— START EXTRACTED INFORMATION —

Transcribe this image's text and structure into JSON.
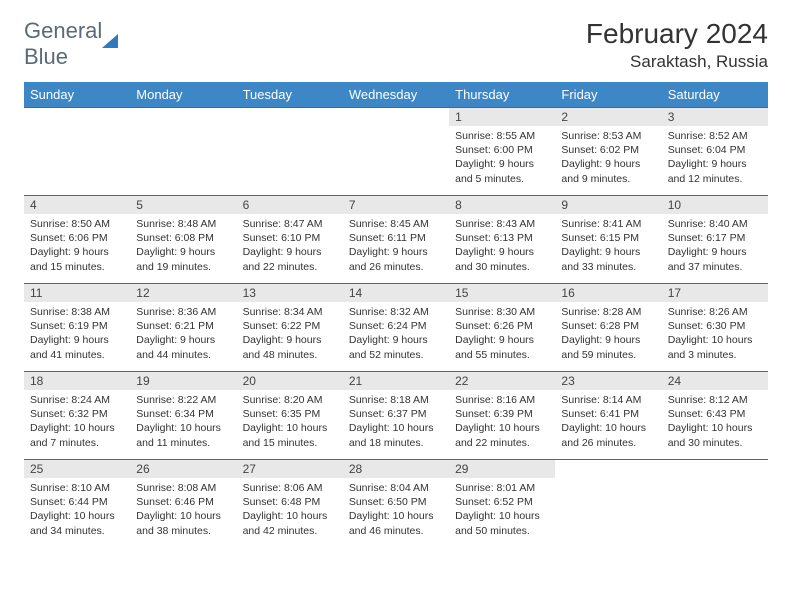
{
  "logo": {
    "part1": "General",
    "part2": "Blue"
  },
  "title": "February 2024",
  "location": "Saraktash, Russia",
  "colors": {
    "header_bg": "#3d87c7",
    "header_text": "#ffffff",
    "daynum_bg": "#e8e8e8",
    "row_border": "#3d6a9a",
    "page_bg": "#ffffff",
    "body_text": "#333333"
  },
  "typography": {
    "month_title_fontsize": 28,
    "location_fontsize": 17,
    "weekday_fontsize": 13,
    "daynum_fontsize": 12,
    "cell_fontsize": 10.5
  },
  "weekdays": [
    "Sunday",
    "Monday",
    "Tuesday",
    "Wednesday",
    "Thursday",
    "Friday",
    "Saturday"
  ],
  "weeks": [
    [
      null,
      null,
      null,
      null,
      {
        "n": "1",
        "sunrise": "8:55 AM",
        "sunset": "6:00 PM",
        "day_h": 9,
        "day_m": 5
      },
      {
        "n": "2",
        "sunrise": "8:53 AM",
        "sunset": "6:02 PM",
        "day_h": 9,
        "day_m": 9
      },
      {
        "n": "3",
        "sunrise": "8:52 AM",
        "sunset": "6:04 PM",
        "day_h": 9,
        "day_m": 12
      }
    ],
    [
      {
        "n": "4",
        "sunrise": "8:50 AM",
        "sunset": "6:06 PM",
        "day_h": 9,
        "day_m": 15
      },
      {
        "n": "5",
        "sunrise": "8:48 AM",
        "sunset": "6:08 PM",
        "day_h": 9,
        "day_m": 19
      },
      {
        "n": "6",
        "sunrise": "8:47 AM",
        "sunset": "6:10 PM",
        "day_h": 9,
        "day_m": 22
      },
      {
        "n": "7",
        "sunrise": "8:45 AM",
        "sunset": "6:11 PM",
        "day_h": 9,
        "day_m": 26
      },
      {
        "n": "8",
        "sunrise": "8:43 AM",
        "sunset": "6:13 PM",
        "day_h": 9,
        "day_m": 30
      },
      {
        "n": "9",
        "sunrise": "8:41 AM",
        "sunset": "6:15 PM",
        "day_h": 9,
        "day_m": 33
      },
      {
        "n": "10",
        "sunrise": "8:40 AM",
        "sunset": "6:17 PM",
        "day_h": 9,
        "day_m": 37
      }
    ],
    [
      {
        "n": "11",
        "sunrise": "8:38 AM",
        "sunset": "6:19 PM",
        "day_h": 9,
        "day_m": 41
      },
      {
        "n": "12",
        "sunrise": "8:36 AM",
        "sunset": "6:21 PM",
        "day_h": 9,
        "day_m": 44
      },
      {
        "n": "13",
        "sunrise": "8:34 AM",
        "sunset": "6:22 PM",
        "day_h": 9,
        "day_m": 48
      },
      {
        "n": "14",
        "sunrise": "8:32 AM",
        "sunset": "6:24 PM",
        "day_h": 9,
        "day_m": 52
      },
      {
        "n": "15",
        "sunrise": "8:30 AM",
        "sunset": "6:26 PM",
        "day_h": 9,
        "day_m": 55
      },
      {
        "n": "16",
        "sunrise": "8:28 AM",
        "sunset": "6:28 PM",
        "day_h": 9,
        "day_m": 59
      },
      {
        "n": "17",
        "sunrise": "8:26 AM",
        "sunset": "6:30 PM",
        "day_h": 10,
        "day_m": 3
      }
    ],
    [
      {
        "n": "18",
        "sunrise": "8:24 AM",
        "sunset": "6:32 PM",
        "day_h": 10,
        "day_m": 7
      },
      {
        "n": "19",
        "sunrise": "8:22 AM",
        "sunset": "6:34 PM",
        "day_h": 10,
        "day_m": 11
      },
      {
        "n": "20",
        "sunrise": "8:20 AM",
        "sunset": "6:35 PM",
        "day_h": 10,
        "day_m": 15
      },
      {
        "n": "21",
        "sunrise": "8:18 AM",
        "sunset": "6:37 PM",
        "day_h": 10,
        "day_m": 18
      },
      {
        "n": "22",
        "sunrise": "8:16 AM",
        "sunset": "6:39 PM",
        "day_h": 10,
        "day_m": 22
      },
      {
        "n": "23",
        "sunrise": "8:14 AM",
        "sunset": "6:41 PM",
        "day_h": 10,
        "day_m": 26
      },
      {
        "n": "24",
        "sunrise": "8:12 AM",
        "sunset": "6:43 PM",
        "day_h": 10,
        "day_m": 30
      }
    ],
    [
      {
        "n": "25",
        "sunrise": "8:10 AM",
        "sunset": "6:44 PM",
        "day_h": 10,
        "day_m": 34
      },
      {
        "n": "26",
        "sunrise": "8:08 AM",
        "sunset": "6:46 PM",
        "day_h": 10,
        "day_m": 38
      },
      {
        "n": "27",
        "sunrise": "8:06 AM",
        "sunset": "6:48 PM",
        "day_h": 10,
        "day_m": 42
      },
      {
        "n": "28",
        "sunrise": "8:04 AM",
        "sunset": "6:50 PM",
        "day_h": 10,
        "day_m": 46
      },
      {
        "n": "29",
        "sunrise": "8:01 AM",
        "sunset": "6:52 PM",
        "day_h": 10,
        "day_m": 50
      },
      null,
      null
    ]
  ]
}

— END EXTRACTED INFORMATION —
— START EXTRACTED INFORMATION —

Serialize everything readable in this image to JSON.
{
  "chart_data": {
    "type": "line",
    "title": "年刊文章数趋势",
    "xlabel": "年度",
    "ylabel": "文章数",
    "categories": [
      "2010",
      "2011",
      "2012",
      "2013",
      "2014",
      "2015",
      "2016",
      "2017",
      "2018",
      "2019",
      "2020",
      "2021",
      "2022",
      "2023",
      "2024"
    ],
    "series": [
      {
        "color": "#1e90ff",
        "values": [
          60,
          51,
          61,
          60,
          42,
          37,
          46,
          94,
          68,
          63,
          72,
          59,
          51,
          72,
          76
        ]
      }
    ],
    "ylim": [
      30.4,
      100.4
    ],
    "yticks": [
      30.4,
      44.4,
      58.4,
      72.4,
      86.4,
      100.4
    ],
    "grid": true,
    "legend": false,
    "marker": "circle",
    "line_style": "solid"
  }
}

— END EXTRACTED INFORMATION —

• WHAT NEEDS TO BE DONE:
Copy each line of the preceding data that contains the string "image".

• WRITTEN SOLUTION:
Transcribe this image's text and structure into JSON.
Serialize everything readable in this image to JSON.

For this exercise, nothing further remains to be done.